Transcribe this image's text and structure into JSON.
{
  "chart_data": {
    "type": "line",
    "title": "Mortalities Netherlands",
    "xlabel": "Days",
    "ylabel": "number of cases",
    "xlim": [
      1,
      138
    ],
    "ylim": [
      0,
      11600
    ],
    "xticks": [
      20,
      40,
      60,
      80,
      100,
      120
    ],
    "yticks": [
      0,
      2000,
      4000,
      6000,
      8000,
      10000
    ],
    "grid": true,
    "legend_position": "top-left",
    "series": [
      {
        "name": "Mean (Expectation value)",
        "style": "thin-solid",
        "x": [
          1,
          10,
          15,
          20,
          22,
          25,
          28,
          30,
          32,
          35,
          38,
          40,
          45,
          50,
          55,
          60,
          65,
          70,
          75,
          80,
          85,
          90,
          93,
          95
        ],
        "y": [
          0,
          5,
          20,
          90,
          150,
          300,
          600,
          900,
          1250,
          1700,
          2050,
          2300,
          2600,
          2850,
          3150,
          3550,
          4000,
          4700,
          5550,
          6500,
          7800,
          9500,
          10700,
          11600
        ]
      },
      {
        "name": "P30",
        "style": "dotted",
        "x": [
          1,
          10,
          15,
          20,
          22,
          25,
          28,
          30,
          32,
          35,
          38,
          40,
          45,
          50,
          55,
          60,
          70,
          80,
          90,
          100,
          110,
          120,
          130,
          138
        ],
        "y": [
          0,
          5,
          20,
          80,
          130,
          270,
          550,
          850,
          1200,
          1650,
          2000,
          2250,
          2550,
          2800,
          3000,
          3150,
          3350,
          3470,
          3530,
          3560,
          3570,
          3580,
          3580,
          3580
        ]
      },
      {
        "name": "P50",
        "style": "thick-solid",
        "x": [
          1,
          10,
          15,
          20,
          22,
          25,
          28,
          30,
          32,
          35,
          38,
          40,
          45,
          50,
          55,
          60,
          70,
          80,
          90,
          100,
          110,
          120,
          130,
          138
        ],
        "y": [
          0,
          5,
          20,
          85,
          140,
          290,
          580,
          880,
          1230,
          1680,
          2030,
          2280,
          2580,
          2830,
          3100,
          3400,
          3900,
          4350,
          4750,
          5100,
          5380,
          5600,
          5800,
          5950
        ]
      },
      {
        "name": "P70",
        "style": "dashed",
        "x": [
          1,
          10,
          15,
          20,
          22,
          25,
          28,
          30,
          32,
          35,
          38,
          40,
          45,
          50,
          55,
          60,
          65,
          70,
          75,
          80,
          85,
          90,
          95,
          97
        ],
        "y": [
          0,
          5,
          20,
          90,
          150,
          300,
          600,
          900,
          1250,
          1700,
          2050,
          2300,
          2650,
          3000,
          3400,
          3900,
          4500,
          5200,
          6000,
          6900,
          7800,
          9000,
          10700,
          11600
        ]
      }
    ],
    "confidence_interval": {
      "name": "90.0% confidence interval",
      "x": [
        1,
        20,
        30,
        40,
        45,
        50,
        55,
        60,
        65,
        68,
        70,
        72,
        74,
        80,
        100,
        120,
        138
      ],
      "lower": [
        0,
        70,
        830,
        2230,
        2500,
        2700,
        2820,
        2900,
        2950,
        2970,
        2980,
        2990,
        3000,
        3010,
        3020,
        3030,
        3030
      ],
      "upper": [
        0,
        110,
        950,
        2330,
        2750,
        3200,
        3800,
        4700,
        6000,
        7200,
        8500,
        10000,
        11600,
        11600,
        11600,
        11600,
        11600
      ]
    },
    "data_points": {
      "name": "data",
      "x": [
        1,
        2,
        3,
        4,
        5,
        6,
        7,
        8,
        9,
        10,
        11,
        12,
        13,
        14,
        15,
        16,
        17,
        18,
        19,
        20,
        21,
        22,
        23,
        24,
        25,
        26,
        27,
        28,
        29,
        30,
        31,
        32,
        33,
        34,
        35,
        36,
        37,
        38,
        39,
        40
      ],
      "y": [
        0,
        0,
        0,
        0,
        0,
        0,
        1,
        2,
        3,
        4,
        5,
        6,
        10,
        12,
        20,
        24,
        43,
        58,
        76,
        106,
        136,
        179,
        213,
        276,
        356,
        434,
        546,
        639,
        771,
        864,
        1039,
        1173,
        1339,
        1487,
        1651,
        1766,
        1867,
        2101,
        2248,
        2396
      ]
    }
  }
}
---------------
_Direction:_
Extract the full listing above without alteration.

_Task output:_
Transcribe this image's text and structure into JSON.
{
  "chart_data": {
    "type": "line",
    "title": "Mortalities Netherlands",
    "xlabel": "Days",
    "ylabel": "number of cases",
    "xlim": [
      1,
      138
    ],
    "ylim": [
      0,
      11600
    ],
    "xticks": [
      20,
      40,
      60,
      80,
      100,
      120
    ],
    "yticks": [
      0,
      2000,
      4000,
      6000,
      8000,
      10000
    ],
    "grid": true,
    "legend_position": "top-left",
    "series": [
      {
        "name": "Mean (Expectation value)",
        "style": "thin-solid",
        "x": [
          1,
          10,
          15,
          20,
          22,
          25,
          28,
          30,
          32,
          35,
          38,
          40,
          45,
          50,
          55,
          60,
          65,
          70,
          75,
          80,
          85,
          90,
          93,
          95
        ],
        "y": [
          0,
          5,
          20,
          90,
          150,
          300,
          600,
          900,
          1250,
          1700,
          2050,
          2300,
          2600,
          2850,
          3150,
          3550,
          4000,
          4700,
          5550,
          6500,
          7800,
          9500,
          10700,
          11600
        ]
      },
      {
        "name": "P30",
        "style": "dotted",
        "x": [
          1,
          10,
          15,
          20,
          22,
          25,
          28,
          30,
          32,
          35,
          38,
          40,
          45,
          50,
          55,
          60,
          70,
          80,
          90,
          100,
          110,
          120,
          130,
          138
        ],
        "y": [
          0,
          5,
          20,
          80,
          130,
          270,
          550,
          850,
          1200,
          1650,
          2000,
          2250,
          2550,
          2800,
          3000,
          3150,
          3350,
          3470,
          3530,
          3560,
          3570,
          3580,
          3580,
          3580
        ]
      },
      {
        "name": "P50",
        "style": "thick-solid",
        "x": [
          1,
          10,
          15,
          20,
          22,
          25,
          28,
          30,
          32,
          35,
          38,
          40,
          45,
          50,
          55,
          60,
          70,
          80,
          90,
          100,
          110,
          120,
          130,
          138
        ],
        "y": [
          0,
          5,
          20,
          85,
          140,
          290,
          580,
          880,
          1230,
          1680,
          2030,
          2280,
          2580,
          2830,
          3100,
          3400,
          3900,
          4350,
          4750,
          5100,
          5380,
          5600,
          5800,
          5950
        ]
      },
      {
        "name": "P70",
        "style": "dashed",
        "x": [
          1,
          10,
          15,
          20,
          22,
          25,
          28,
          30,
          32,
          35,
          38,
          40,
          45,
          50,
          55,
          60,
          65,
          70,
          75,
          80,
          85,
          90,
          95,
          97
        ],
        "y": [
          0,
          5,
          20,
          90,
          150,
          300,
          600,
          900,
          1250,
          1700,
          2050,
          2300,
          2650,
          3000,
          3400,
          3900,
          4500,
          5200,
          6000,
          6900,
          7800,
          9000,
          10700,
          11600
        ]
      }
    ],
    "confidence_interval": {
      "name": "90.0% confidence interval",
      "x": [
        1,
        20,
        30,
        40,
        45,
        50,
        55,
        60,
        65,
        68,
        70,
        72,
        74,
        80,
        100,
        120,
        138
      ],
      "lower": [
        0,
        70,
        830,
        2230,
        2500,
        2700,
        2820,
        2900,
        2950,
        2970,
        2980,
        2990,
        3000,
        3010,
        3020,
        3030,
        3030
      ],
      "upper": [
        0,
        110,
        950,
        2330,
        2750,
        3200,
        3800,
        4700,
        6000,
        7200,
        8500,
        10000,
        11600,
        11600,
        11600,
        11600,
        11600
      ]
    },
    "data_points": {
      "name": "data",
      "x": [
        1,
        2,
        3,
        4,
        5,
        6,
        7,
        8,
        9,
        10,
        11,
        12,
        13,
        14,
        15,
        16,
        17,
        18,
        19,
        20,
        21,
        22,
        23,
        24,
        25,
        26,
        27,
        28,
        29,
        30,
        31,
        32,
        33,
        34,
        35,
        36,
        37,
        38,
        39,
        40
      ],
      "y": [
        0,
        0,
        0,
        0,
        0,
        0,
        1,
        2,
        3,
        4,
        5,
        6,
        10,
        12,
        20,
        24,
        43,
        58,
        76,
        106,
        136,
        179,
        213,
        276,
        356,
        434,
        546,
        639,
        771,
        864,
        1039,
        1173,
        1339,
        1487,
        1651,
        1766,
        1867,
        2101,
        2248,
        2396
      ]
    }
  }
}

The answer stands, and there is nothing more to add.